_Instructions to follow_.
Could you output each line of the data that follows exactly?
+ + +
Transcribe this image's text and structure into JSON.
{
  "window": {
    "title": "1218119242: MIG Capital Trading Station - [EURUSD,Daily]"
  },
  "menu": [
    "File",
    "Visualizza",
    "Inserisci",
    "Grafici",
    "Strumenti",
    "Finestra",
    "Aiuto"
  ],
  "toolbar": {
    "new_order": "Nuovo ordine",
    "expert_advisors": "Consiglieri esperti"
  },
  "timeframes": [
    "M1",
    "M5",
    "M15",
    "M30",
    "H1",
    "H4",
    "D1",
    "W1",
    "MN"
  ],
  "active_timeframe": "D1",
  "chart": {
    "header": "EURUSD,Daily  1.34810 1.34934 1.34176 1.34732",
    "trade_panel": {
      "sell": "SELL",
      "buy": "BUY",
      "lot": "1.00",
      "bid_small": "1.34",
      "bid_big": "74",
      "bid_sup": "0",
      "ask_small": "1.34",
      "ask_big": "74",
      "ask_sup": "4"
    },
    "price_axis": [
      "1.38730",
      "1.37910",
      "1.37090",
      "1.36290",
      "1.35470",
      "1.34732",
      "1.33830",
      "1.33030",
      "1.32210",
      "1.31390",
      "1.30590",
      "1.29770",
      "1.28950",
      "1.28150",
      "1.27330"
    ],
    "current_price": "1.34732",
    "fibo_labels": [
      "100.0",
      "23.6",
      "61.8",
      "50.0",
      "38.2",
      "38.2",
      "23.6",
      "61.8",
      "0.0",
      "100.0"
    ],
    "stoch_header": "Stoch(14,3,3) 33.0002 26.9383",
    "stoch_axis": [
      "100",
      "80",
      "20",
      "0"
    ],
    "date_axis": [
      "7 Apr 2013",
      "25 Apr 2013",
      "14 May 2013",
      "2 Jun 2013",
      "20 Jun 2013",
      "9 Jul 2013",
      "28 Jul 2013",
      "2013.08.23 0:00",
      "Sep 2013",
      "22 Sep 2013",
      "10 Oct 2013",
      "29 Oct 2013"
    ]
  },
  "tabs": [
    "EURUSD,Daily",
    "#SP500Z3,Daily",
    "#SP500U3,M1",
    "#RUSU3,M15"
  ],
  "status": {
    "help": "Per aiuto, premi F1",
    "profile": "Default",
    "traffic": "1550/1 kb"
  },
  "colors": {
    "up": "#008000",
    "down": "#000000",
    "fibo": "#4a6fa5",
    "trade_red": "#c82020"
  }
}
+ + +
_Written solution_.
Transcribe this image's text and structure into JSON.
{
  "window": {
    "title": "1218119242: MIG Capital Trading Station - [EURUSD,Daily]"
  },
  "menu": [
    "File",
    "Visualizza",
    "Inserisci",
    "Grafici",
    "Strumenti",
    "Finestra",
    "Aiuto"
  ],
  "toolbar": {
    "new_order": "Nuovo ordine",
    "expert_advisors": "Consiglieri esperti"
  },
  "timeframes": [
    "M1",
    "M5",
    "M15",
    "M30",
    "H1",
    "H4",
    "D1",
    "W1",
    "MN"
  ],
  "active_timeframe": "D1",
  "chart": {
    "header": "EURUSD,Daily  1.34810 1.34934 1.34176 1.34732",
    "trade_panel": {
      "sell": "SELL",
      "buy": "BUY",
      "lot": "1.00",
      "bid_small": "1.34",
      "bid_big": "74",
      "bid_sup": "0",
      "ask_small": "1.34",
      "ask_big": "74",
      "ask_sup": "4"
    },
    "price_axis": [
      "1.38730",
      "1.37910",
      "1.37090",
      "1.36290",
      "1.35470",
      "1.34732",
      "1.33830",
      "1.33030",
      "1.32210",
      "1.31390",
      "1.30590",
      "1.29770",
      "1.28950",
      "1.28150",
      "1.27330"
    ],
    "current_price": "1.34732",
    "fibo_labels": [
      "100.0",
      "23.6",
      "61.8",
      "50.0",
      "38.2",
      "38.2",
      "23.6",
      "61.8",
      "0.0",
      "100.0"
    ],
    "stoch_header": "Stoch(14,3,3) 33.0002 26.9383",
    "stoch_axis": [
      "100",
      "80",
      "20",
      "0"
    ],
    "date_axis": [
      "7 Apr 2013",
      "25 Apr 2013",
      "14 May 2013",
      "2 Jun 2013",
      "20 Jun 2013",
      "9 Jul 2013",
      "28 Jul 2013",
      "2013.08.23 0:00",
      "Sep 2013",
      "22 Sep 2013",
      "10 Oct 2013",
      "29 Oct 2013"
    ]
  },
  "tabs": [
    "EURUSD,Daily",
    "#SP500Z3,Daily",
    "#SP500U3,M1",
    "#RUSU3,M15"
  ],
  "status": {
    "help": "Per aiuto, premi F1",
    "profile": "Default",
    "traffic": "1550/1 kb"
  },
  "colors": {
    "up": "#008000",
    "down": "#000000",
    "fibo": "#4a6fa5",
    "trade_red": "#c82020"
  }
}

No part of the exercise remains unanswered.